→ **REQUIRED TASK**:
Count every line that has the word "的面积记为". Give the number, without anything more.

→ **DATA FOR THE TASK**:
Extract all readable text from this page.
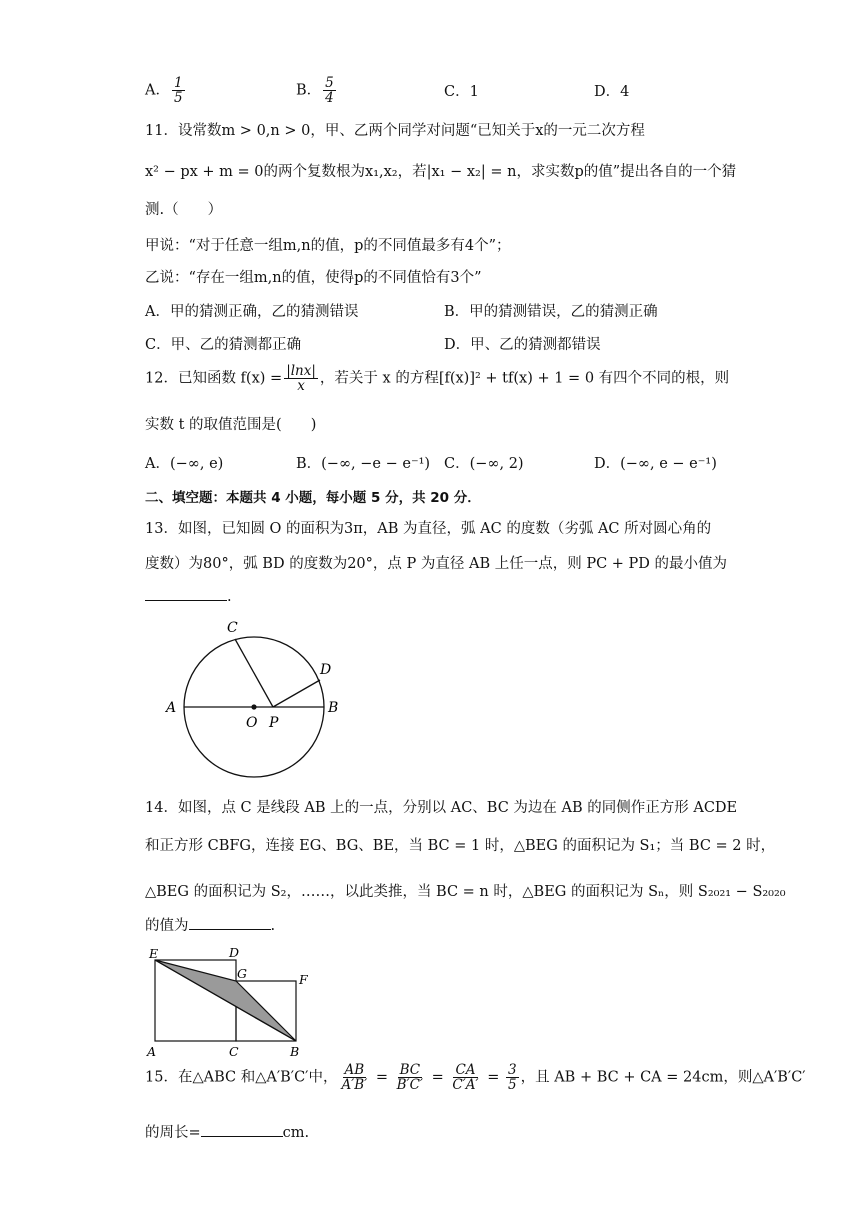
A． $\frac{1}{5}$	B． $\frac{5}{4}$	C．1	D．4
11．设常数m > 0,n > 0，甲、乙两个同学对问题“已知关于x的一元二次方程
x² − px + m = 0的两个复数根为x₁,x₂，若|x₁ − x₂| = n，求实数p的值”提出各自的一个猜
测.（　　）
甲说：“对于任意一组m,n的值，p的不同值最多有4个”；
乙说：“存在一组m,n的值，使得p的不同值恰有3个”
A．甲的猜测正确，乙的猜测错误	B．甲的猜测错误，乙的猜测正确
C．甲、乙的猜测都正确	D．甲、乙的猜测都错误
12．已知函数 $f(x) = \frac{|\ln x|}{x}$ ，若关于 x 的方程[f(x)]² + tf(x) + 1 = 0 有四个不同的根，则
实数 t 的取值范围是(　　)
A．(−∞, e)	B．(−∞, −e − e⁻¹) C．(−∞, 2)	D．(−∞, e − e⁻¹)
二、填空题：本题共 4 小题，每小题 5 分，共 20 分．
13．如图，已知圆 O 的面积为3π，AB 为直径，弧 AC 的度数（劣弧 AC 所对圆心角的
度数）为80°，弧 BD 的度数为20°，点 P 为直径 AB 上任一点，则 PC + PD 的最小值为
.
C
D
A	B
O P
14．如图，点 C 是线段 AB 上的一点，分别以 AC、BC 为边在 AB 的同侧作正方形 ACDE
和正方形 CBFG，连接 EG、BG、BE，当 BC = 1 时，△BEG 的面积记为 S₁；当 BC = 2 时，
△BEG 的面积记为 S₂，……，以此类推，当 BC = n 时，△BEG 的面积记为 Sₙ，则 S₂₀₂₁ − S₂₀₂₀
的值为	.
E	D
G	F
A	C	B
15．在△ABC 和△A′B′C′中， $\frac{AB}{A'B'} = \frac{BC}{B'C'} = \frac{CA}{C'A'} = \frac{3}{5}$ ，且 AB + BC + CA = 24cm，则△A′B′C′
的周长=	cm.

→ **RESULT**:
2